## THE REQUEST:
Report how many lines hold the word "moving"; give nothing but the number.

## Source data:
————

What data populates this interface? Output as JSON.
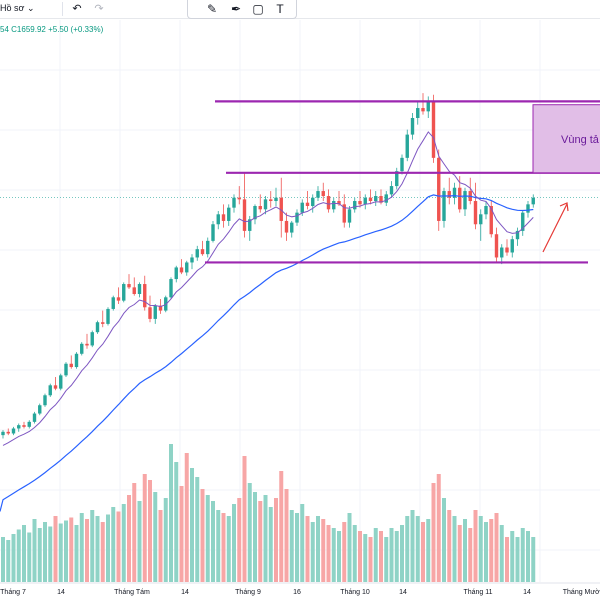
{
  "toolbar": {
    "profile_label": "Hồ sơ",
    "profile_caret": "⌄",
    "undo_icon": "undo-icon",
    "redo_icon": "redo-icon"
  },
  "drawing_toolbar": {
    "tools": [
      "brush-icon",
      "pen-icon",
      "rectangle-icon",
      "text-icon"
    ],
    "text_tool_glyph": "T"
  },
  "legend": {
    "prefix": "54",
    "close": "C1659.92",
    "change": "+5.50 (+0.33%)"
  },
  "colors": {
    "up": "#26a69a",
    "down": "#ef5350",
    "up_volume": "#8fd3c6",
    "down_volume": "#f7a6a6",
    "ma_short": "#7e57c2",
    "ma_long": "#2962ff",
    "zone_line": "#9c27b0",
    "zone_fill": "#e1bee7",
    "arrow": "#e53935"
  },
  "annotation": {
    "zone_label": "Vùng tả"
  },
  "chart_data": {
    "type": "candlestick",
    "title": "",
    "x_axis_labels": [
      "Tháng 7",
      "14",
      "Tháng Tám",
      "14",
      "Tháng 9",
      "16",
      "Tháng 10",
      "14",
      "Tháng 11",
      "14",
      "Tháng Mười"
    ],
    "ylim": [
      1220,
      1750
    ],
    "volume_max": 100,
    "ohlc": [
      [
        1262,
        1268,
        1258,
        1266
      ],
      [
        1266,
        1270,
        1262,
        1264
      ],
      [
        1264,
        1272,
        1262,
        1270
      ],
      [
        1270,
        1276,
        1266,
        1274
      ],
      [
        1274,
        1278,
        1270,
        1272
      ],
      [
        1272,
        1280,
        1270,
        1278
      ],
      [
        1278,
        1290,
        1276,
        1288
      ],
      [
        1288,
        1300,
        1286,
        1298
      ],
      [
        1298,
        1312,
        1296,
        1310
      ],
      [
        1310,
        1324,
        1308,
        1322
      ],
      [
        1322,
        1332,
        1316,
        1318
      ],
      [
        1318,
        1336,
        1316,
        1334
      ],
      [
        1334,
        1350,
        1332,
        1348
      ],
      [
        1348,
        1358,
        1342,
        1344
      ],
      [
        1344,
        1362,
        1342,
        1360
      ],
      [
        1360,
        1374,
        1358,
        1372
      ],
      [
        1372,
        1384,
        1366,
        1370
      ],
      [
        1370,
        1388,
        1368,
        1386
      ],
      [
        1386,
        1400,
        1384,
        1398
      ],
      [
        1398,
        1412,
        1392,
        1396
      ],
      [
        1396,
        1416,
        1394,
        1414
      ],
      [
        1414,
        1430,
        1412,
        1428
      ],
      [
        1428,
        1440,
        1420,
        1424
      ],
      [
        1424,
        1446,
        1422,
        1444
      ],
      [
        1444,
        1456,
        1438,
        1440
      ],
      [
        1440,
        1452,
        1430,
        1432
      ],
      [
        1432,
        1446,
        1428,
        1444
      ],
      [
        1444,
        1454,
        1412,
        1416
      ],
      [
        1416,
        1430,
        1398,
        1402
      ],
      [
        1402,
        1420,
        1396,
        1418
      ],
      [
        1418,
        1426,
        1408,
        1412
      ],
      [
        1412,
        1430,
        1410,
        1428
      ],
      [
        1428,
        1452,
        1426,
        1450
      ],
      [
        1450,
        1466,
        1446,
        1464
      ],
      [
        1464,
        1474,
        1456,
        1458
      ],
      [
        1458,
        1472,
        1454,
        1470
      ],
      [
        1470,
        1480,
        1462,
        1476
      ],
      [
        1476,
        1490,
        1472,
        1486
      ],
      [
        1486,
        1496,
        1478,
        1480
      ],
      [
        1480,
        1500,
        1476,
        1496
      ],
      [
        1496,
        1520,
        1494,
        1516
      ],
      [
        1516,
        1532,
        1510,
        1528
      ],
      [
        1528,
        1540,
        1512,
        1520
      ],
      [
        1520,
        1540,
        1514,
        1536
      ],
      [
        1536,
        1552,
        1530,
        1548
      ],
      [
        1548,
        1562,
        1540,
        1546
      ],
      [
        1546,
        1578,
        1500,
        1508
      ],
      [
        1508,
        1526,
        1496,
        1522
      ],
      [
        1522,
        1540,
        1516,
        1538
      ],
      [
        1538,
        1552,
        1530,
        1534
      ],
      [
        1534,
        1550,
        1528,
        1546
      ],
      [
        1546,
        1556,
        1536,
        1544
      ],
      [
        1544,
        1560,
        1538,
        1548
      ],
      [
        1548,
        1572,
        1500,
        1520
      ],
      [
        1520,
        1530,
        1496,
        1506
      ],
      [
        1506,
        1520,
        1500,
        1518
      ],
      [
        1518,
        1534,
        1514,
        1530
      ],
      [
        1530,
        1546,
        1526,
        1542
      ],
      [
        1542,
        1556,
        1534,
        1538
      ],
      [
        1538,
        1552,
        1530,
        1548
      ],
      [
        1548,
        1562,
        1544,
        1556
      ],
      [
        1556,
        1566,
        1544,
        1550
      ],
      [
        1550,
        1558,
        1530,
        1534
      ],
      [
        1534,
        1548,
        1530,
        1544
      ],
      [
        1544,
        1556,
        1538,
        1540
      ],
      [
        1540,
        1552,
        1512,
        1518
      ],
      [
        1518,
        1538,
        1512,
        1534
      ],
      [
        1534,
        1548,
        1530,
        1544
      ],
      [
        1544,
        1556,
        1536,
        1540
      ],
      [
        1540,
        1552,
        1534,
        1548
      ],
      [
        1548,
        1558,
        1540,
        1544
      ],
      [
        1544,
        1556,
        1538,
        1550
      ],
      [
        1550,
        1558,
        1540,
        1542
      ],
      [
        1542,
        1556,
        1538,
        1552
      ],
      [
        1552,
        1568,
        1548,
        1562
      ],
      [
        1562,
        1584,
        1558,
        1580
      ],
      [
        1580,
        1600,
        1576,
        1596
      ],
      [
        1596,
        1630,
        1592,
        1624
      ],
      [
        1624,
        1650,
        1618,
        1644
      ],
      [
        1644,
        1664,
        1636,
        1656
      ],
      [
        1656,
        1674,
        1648,
        1652
      ],
      [
        1652,
        1670,
        1644,
        1664
      ],
      [
        1664,
        1672,
        1590,
        1596
      ],
      [
        1596,
        1606,
        1508,
        1520
      ],
      [
        1520,
        1560,
        1512,
        1556
      ],
      [
        1556,
        1572,
        1540,
        1548
      ],
      [
        1548,
        1566,
        1540,
        1560
      ],
      [
        1560,
        1574,
        1530,
        1534
      ],
      [
        1534,
        1560,
        1526,
        1556
      ],
      [
        1556,
        1572,
        1540,
        1544
      ],
      [
        1544,
        1566,
        1510,
        1516
      ],
      [
        1516,
        1534,
        1496,
        1528
      ],
      [
        1528,
        1544,
        1522,
        1538
      ],
      [
        1538,
        1544,
        1500,
        1504
      ],
      [
        1504,
        1512,
        1470,
        1476
      ],
      [
        1476,
        1492,
        1468,
        1488
      ],
      [
        1488,
        1498,
        1478,
        1482
      ],
      [
        1482,
        1502,
        1476,
        1498
      ],
      [
        1498,
        1512,
        1490,
        1508
      ],
      [
        1508,
        1532,
        1502,
        1530
      ],
      [
        1530,
        1544,
        1524,
        1540
      ],
      [
        1540,
        1552,
        1536,
        1548
      ]
    ],
    "volume": [
      [
        30,
        1
      ],
      [
        28,
        1
      ],
      [
        32,
        1
      ],
      [
        35,
        1
      ],
      [
        38,
        1
      ],
      [
        33,
        1
      ],
      [
        42,
        1
      ],
      [
        36,
        1
      ],
      [
        40,
        1
      ],
      [
        37,
        1
      ],
      [
        44,
        0
      ],
      [
        39,
        1
      ],
      [
        41,
        1
      ],
      [
        43,
        0
      ],
      [
        38,
        1
      ],
      [
        46,
        1
      ],
      [
        42,
        0
      ],
      [
        48,
        1
      ],
      [
        44,
        1
      ],
      [
        40,
        0
      ],
      [
        45,
        1
      ],
      [
        50,
        1
      ],
      [
        47,
        0
      ],
      [
        52,
        1
      ],
      [
        58,
        0
      ],
      [
        66,
        0
      ],
      [
        54,
        1
      ],
      [
        72,
        0
      ],
      [
        68,
        0
      ],
      [
        60,
        1
      ],
      [
        48,
        0
      ],
      [
        56,
        1
      ],
      [
        92,
        1
      ],
      [
        80,
        1
      ],
      [
        64,
        0
      ],
      [
        86,
        0
      ],
      [
        76,
        1
      ],
      [
        70,
        1
      ],
      [
        62,
        0
      ],
      [
        58,
        1
      ],
      [
        54,
        1
      ],
      [
        48,
        1
      ],
      [
        46,
        0
      ],
      [
        44,
        1
      ],
      [
        52,
        1
      ],
      [
        56,
        0
      ],
      [
        84,
        0
      ],
      [
        66,
        1
      ],
      [
        60,
        1
      ],
      [
        54,
        0
      ],
      [
        58,
        1
      ],
      [
        50,
        1
      ],
      [
        56,
        0
      ],
      [
        74,
        0
      ],
      [
        62,
        0
      ],
      [
        48,
        1
      ],
      [
        46,
        1
      ],
      [
        52,
        1
      ],
      [
        44,
        0
      ],
      [
        40,
        1
      ],
      [
        44,
        1
      ],
      [
        42,
        0
      ],
      [
        38,
        0
      ],
      [
        36,
        1
      ],
      [
        34,
        1
      ],
      [
        40,
        0
      ],
      [
        46,
        1
      ],
      [
        38,
        1
      ],
      [
        34,
        0
      ],
      [
        32,
        1
      ],
      [
        30,
        0
      ],
      [
        36,
        1
      ],
      [
        34,
        0
      ],
      [
        30,
        1
      ],
      [
        36,
        1
      ],
      [
        34,
        1
      ],
      [
        38,
        1
      ],
      [
        44,
        1
      ],
      [
        48,
        1
      ],
      [
        44,
        1
      ],
      [
        40,
        0
      ],
      [
        42,
        1
      ],
      [
        66,
        0
      ],
      [
        72,
        0
      ],
      [
        56,
        1
      ],
      [
        48,
        0
      ],
      [
        44,
        1
      ],
      [
        38,
        0
      ],
      [
        42,
        1
      ],
      [
        36,
        0
      ],
      [
        48,
        0
      ],
      [
        44,
        1
      ],
      [
        40,
        1
      ],
      [
        42,
        0
      ],
      [
        46,
        0
      ],
      [
        38,
        1
      ],
      [
        30,
        0
      ],
      [
        34,
        1
      ],
      [
        30,
        1
      ],
      [
        36,
        1
      ],
      [
        34,
        1
      ],
      [
        30,
        1
      ]
    ],
    "overlays": {
      "ma_short": "purple moving average (short period)",
      "ma_long": "blue moving average (long period)"
    },
    "annotations": {
      "resistance_upper": 1664,
      "resistance_lower": 1578,
      "support": 1470,
      "zone_box": [
        1578,
        1660
      ],
      "zone_label": "Vùng tả"
    }
  }
}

————

## REPLY TO THE EXERCISE:
2